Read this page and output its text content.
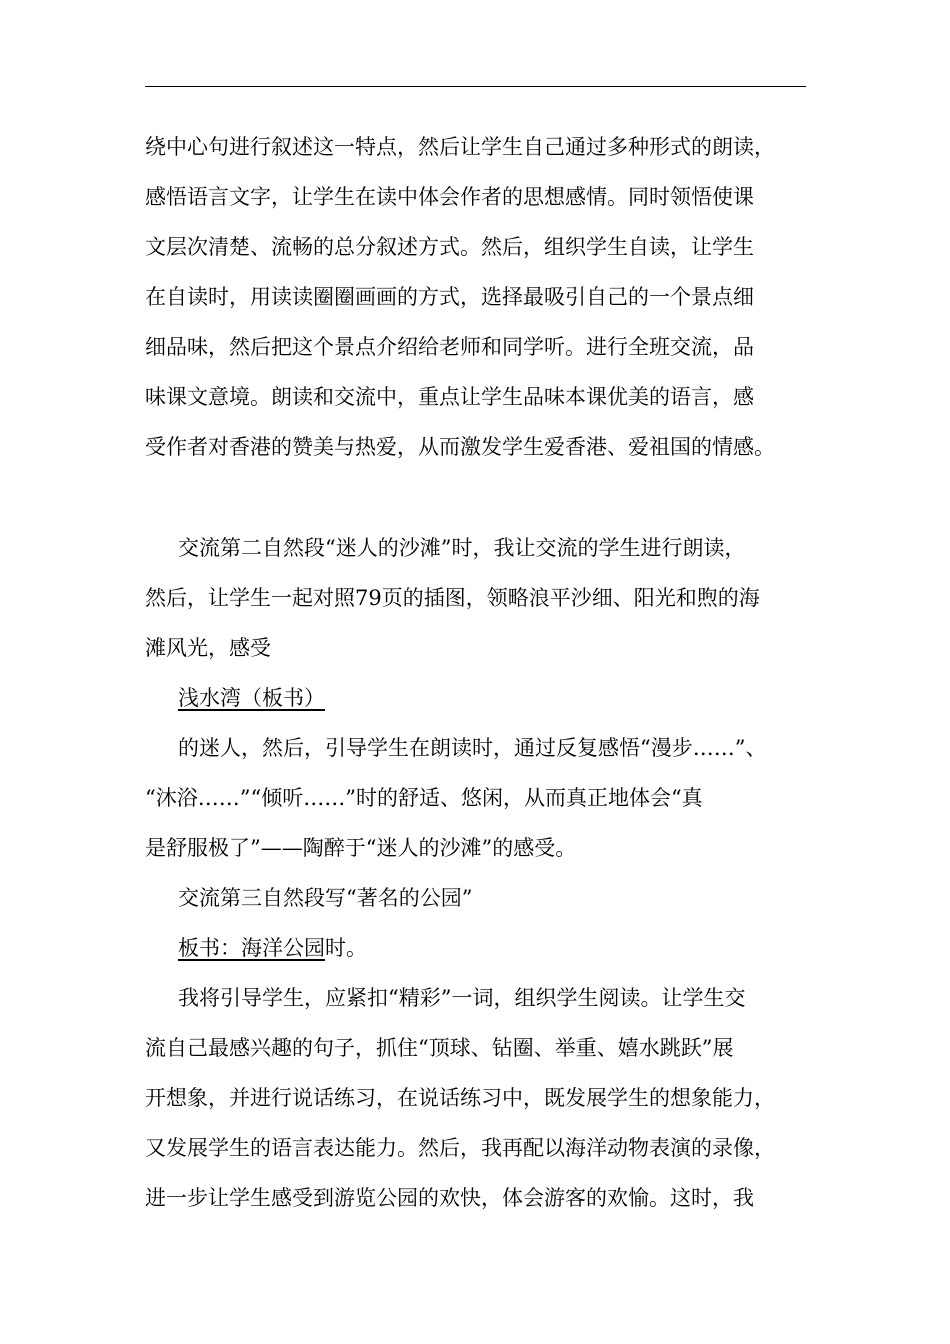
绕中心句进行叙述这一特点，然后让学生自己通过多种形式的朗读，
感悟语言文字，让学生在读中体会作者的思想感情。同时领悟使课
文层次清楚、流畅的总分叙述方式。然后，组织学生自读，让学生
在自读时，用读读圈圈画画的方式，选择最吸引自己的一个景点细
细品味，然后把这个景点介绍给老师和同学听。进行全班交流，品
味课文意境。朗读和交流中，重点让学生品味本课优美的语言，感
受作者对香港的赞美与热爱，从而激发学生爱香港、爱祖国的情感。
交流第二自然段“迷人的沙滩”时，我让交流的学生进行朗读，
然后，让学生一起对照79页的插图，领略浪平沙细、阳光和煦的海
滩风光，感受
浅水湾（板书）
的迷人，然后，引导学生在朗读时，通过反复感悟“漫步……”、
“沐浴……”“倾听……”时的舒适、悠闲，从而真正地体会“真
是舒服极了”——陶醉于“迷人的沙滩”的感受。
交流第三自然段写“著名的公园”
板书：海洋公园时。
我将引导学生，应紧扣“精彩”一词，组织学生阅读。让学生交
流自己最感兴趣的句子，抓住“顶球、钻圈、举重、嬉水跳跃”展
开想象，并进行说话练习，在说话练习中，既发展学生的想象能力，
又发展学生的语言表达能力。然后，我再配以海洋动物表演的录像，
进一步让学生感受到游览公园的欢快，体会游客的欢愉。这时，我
◆ ◆ ◆ ◆
### Given exercise
Send back the data above word for word, with the pictures left out.

### Correct output
Read this page and output its text content.
绕中心句进行叙述这一特点，然后让学生自己通过多种形式的朗读，
感悟语言文字，让学生在读中体会作者的思想感情。同时领悟使课
文层次清楚、流畅的总分叙述方式。然后，组织学生自读，让学生
在自读时，用读读圈圈画画的方式，选择最吸引自己的一个景点细
细品味，然后把这个景点介绍给老师和同学听。进行全班交流，品
味课文意境。朗读和交流中，重点让学生品味本课优美的语言，感
受作者对香港的赞美与热爱，从而激发学生爱香港、爱祖国的情感。
交流第二自然段“迷人的沙滩”时，我让交流的学生进行朗读，
然后，让学生一起对照79页的插图，领略浪平沙细、阳光和煦的海
滩风光，感受
浅水湾（板书）
的迷人，然后，引导学生在朗读时，通过反复感悟“漫步……”、
“沐浴……”“倾听……”时的舒适、悠闲，从而真正地体会“真
是舒服极了”——陶醉于“迷人的沙滩”的感受。
交流第三自然段写“著名的公园”
板书：海洋公园时。
我将引导学生，应紧扣“精彩”一词，组织学生阅读。让学生交
流自己最感兴趣的句子，抓住“顶球、钻圈、举重、嬉水跳跃”展
开想象，并进行说话练习，在说话练习中，既发展学生的想象能力，
又发展学生的语言表达能力。然后，我再配以海洋动物表演的录像，
进一步让学生感受到游览公园的欢快，体会游客的欢愉。这时，我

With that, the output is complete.